§ **TO BE DONE**:
Show every line in the records below that contains the word "species".

§ **EXTRACTED MATERIAL**:
▬▬▬▬▬▬
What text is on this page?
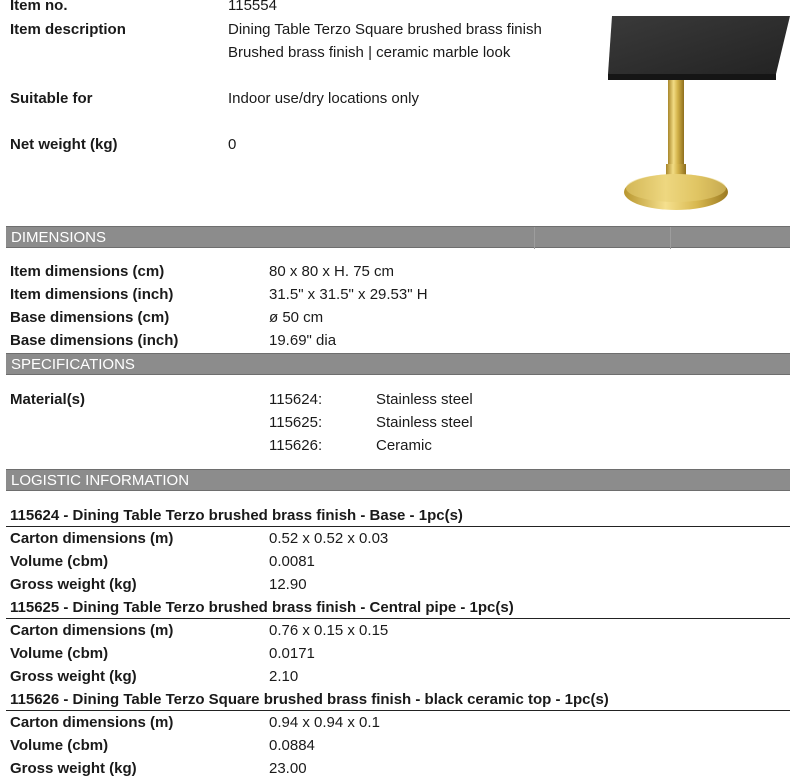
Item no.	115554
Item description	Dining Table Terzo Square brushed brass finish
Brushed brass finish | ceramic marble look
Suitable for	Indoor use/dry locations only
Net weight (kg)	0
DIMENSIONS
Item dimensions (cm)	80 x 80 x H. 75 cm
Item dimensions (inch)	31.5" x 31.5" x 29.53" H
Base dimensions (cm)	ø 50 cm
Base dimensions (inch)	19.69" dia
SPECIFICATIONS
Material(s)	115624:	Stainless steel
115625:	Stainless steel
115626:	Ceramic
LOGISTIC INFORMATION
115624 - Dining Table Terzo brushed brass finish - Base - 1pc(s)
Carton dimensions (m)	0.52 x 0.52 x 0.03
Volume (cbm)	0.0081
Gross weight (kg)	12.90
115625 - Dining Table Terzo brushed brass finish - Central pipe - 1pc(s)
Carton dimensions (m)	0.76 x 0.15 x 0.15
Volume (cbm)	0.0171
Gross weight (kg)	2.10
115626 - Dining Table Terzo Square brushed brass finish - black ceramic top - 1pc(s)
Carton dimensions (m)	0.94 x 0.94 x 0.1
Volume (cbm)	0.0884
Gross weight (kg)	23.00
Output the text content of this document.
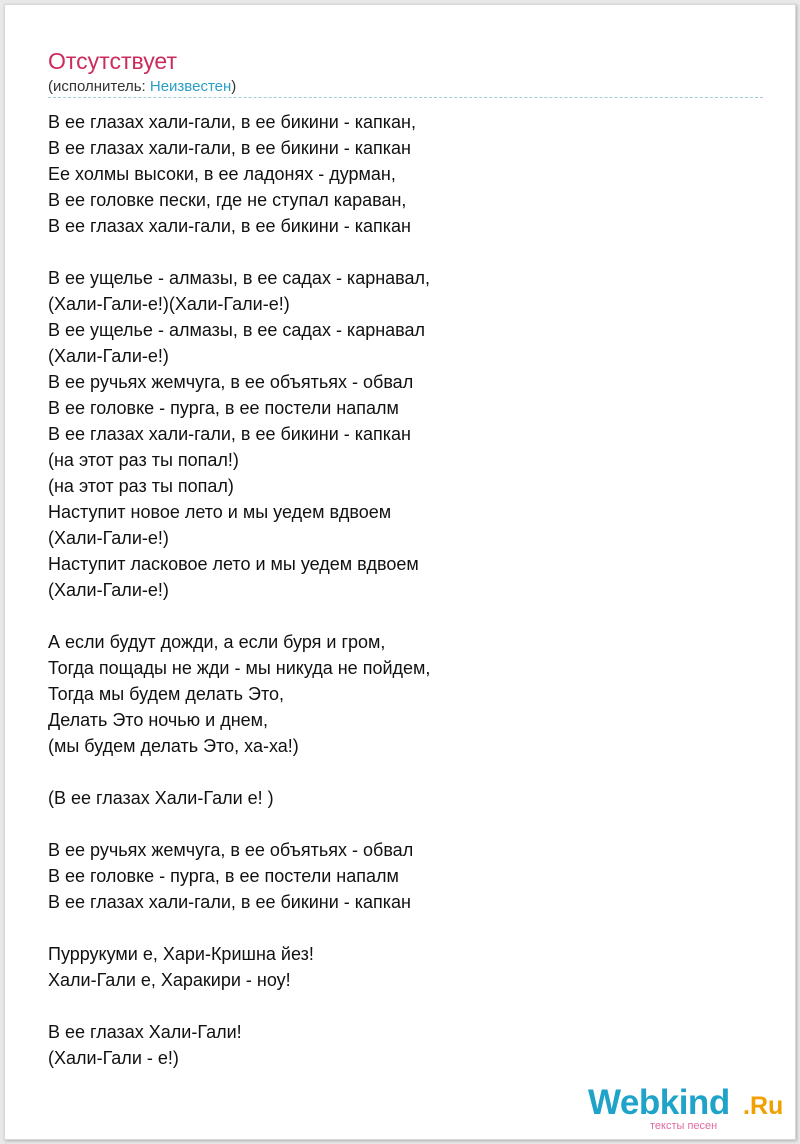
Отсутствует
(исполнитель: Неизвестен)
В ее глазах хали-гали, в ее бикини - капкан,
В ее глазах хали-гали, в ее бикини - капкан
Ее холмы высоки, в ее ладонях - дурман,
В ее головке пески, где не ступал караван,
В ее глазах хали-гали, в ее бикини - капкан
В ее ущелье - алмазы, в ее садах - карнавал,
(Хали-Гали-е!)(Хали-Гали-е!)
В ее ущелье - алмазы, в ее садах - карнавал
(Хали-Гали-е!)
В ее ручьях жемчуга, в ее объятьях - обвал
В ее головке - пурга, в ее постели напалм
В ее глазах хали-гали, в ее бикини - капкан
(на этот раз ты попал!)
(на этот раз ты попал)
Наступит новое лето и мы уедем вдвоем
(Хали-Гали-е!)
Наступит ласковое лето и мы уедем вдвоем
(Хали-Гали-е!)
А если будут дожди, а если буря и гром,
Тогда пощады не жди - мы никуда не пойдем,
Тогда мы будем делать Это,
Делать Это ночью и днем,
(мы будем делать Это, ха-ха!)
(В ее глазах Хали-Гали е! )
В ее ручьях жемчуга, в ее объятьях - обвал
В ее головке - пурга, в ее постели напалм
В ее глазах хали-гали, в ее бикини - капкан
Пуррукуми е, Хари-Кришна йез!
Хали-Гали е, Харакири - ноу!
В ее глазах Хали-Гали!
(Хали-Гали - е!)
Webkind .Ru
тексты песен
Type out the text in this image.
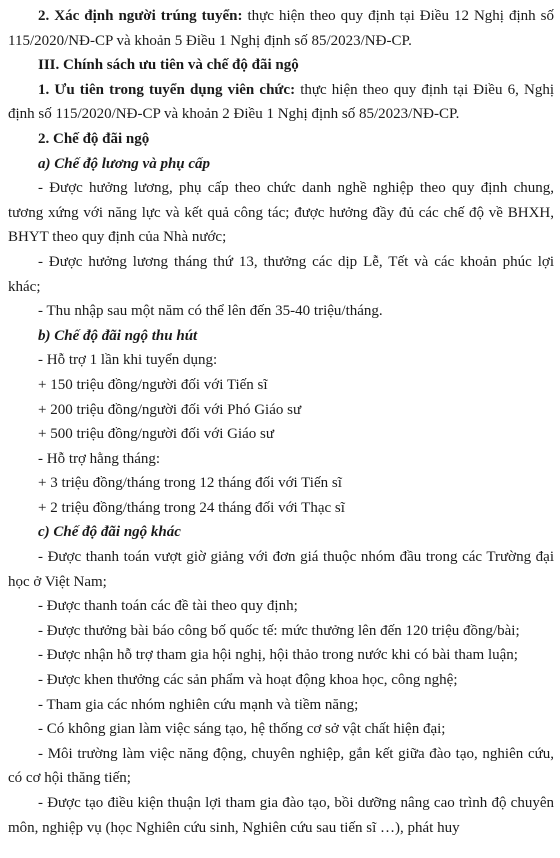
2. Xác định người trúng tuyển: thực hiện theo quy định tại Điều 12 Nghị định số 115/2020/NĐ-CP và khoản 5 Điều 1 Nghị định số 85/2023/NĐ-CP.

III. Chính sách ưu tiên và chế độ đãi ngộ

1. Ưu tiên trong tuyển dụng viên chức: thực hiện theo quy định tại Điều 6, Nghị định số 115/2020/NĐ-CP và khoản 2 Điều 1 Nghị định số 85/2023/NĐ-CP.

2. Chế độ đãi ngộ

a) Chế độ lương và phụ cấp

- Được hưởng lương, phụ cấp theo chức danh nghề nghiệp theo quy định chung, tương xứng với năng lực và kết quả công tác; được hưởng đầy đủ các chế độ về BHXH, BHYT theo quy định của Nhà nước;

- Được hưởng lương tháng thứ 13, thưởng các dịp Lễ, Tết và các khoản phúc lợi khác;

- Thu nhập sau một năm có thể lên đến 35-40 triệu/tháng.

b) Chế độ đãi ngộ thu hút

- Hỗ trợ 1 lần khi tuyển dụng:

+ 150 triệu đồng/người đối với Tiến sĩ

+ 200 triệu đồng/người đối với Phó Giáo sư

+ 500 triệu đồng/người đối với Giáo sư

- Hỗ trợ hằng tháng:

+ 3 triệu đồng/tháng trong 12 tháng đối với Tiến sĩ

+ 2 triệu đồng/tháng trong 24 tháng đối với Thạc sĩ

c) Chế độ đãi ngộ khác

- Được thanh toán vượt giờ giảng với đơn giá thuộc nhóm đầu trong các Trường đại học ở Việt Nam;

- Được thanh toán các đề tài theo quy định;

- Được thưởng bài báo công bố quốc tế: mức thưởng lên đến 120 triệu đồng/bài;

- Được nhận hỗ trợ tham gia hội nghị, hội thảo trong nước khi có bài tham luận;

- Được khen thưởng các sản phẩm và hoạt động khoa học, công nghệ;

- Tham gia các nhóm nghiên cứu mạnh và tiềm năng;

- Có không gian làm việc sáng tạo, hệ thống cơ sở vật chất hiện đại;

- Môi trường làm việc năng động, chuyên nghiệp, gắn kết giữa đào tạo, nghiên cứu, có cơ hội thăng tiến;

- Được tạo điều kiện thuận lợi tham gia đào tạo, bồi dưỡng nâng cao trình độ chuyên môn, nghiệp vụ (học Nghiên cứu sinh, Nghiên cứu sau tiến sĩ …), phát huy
▬▬▬▬▬▬
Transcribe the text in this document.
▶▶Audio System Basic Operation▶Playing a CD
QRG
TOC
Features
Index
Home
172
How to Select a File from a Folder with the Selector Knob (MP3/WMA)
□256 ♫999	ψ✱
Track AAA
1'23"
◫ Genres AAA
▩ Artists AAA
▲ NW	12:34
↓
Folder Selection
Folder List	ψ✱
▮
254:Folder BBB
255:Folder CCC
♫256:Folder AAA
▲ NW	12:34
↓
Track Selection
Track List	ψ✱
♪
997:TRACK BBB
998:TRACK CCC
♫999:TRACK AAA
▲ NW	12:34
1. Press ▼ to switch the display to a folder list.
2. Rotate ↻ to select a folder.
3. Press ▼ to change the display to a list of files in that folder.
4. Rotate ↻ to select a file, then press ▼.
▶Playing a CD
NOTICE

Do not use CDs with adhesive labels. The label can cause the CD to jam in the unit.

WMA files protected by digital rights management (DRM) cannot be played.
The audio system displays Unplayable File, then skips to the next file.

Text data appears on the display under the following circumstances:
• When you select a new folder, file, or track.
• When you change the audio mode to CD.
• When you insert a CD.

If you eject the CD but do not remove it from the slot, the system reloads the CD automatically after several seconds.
▬▬▬▬▬▬
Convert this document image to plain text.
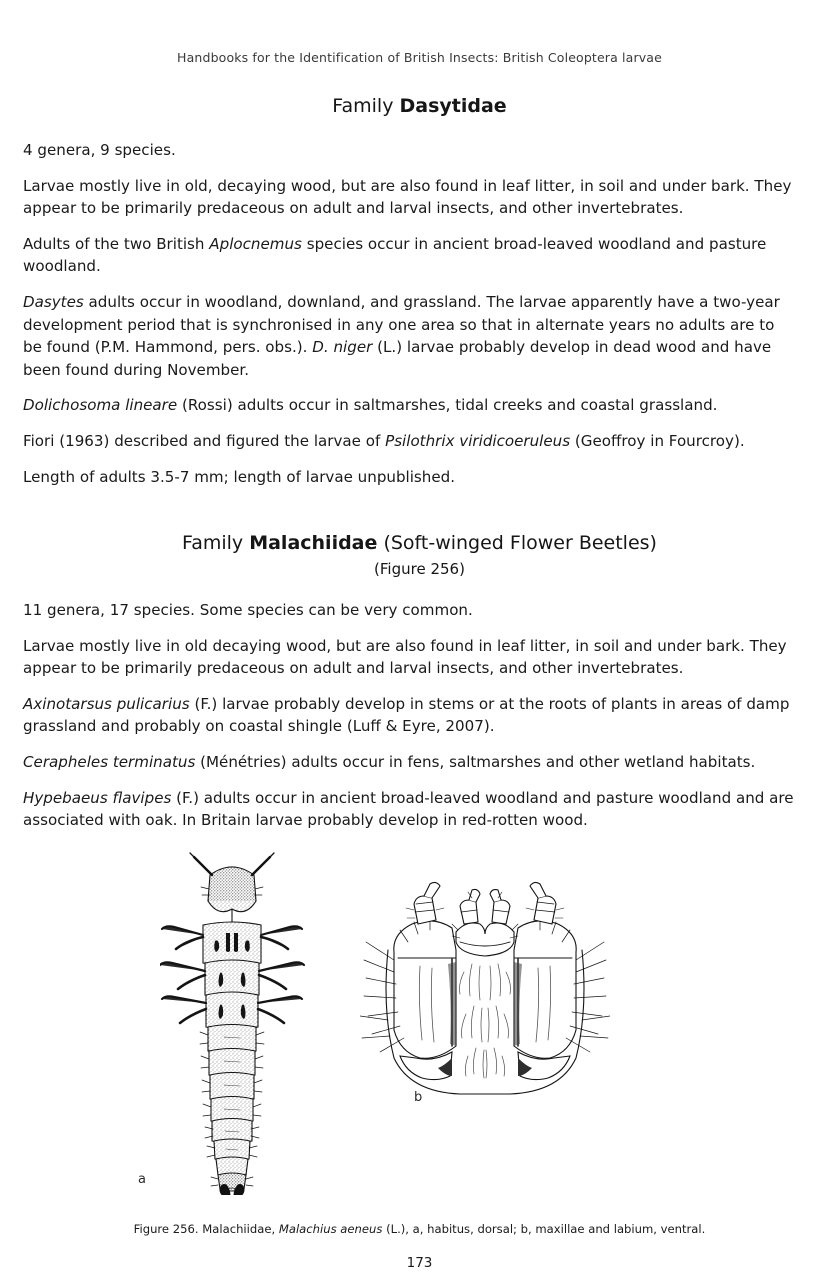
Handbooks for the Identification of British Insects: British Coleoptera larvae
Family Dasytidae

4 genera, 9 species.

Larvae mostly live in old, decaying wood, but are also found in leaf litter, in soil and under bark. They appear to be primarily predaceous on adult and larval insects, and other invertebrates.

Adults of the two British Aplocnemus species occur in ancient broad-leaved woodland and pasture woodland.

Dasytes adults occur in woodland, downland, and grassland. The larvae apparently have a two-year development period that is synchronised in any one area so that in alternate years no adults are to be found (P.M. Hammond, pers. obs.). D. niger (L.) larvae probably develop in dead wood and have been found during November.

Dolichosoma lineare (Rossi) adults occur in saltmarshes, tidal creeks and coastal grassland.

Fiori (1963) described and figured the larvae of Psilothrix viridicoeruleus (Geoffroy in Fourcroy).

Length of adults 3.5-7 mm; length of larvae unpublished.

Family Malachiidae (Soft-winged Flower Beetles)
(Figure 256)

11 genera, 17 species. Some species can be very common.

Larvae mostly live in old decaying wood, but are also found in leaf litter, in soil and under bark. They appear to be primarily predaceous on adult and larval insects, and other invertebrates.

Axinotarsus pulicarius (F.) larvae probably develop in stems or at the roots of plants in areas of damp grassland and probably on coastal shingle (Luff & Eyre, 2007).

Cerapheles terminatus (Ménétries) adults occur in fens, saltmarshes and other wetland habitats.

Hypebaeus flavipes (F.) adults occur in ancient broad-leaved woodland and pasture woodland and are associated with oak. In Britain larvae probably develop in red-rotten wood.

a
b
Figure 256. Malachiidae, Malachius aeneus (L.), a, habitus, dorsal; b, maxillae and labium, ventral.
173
▬▬▬▬▬▬
§ **OUTPUT BELOW**:
4 genera, 9 species.
Adults of the two British Aplocnemus species occur in ancient broad-leaved woodland and pasture woodland.
11 genera, 17 species. Some species can be very common.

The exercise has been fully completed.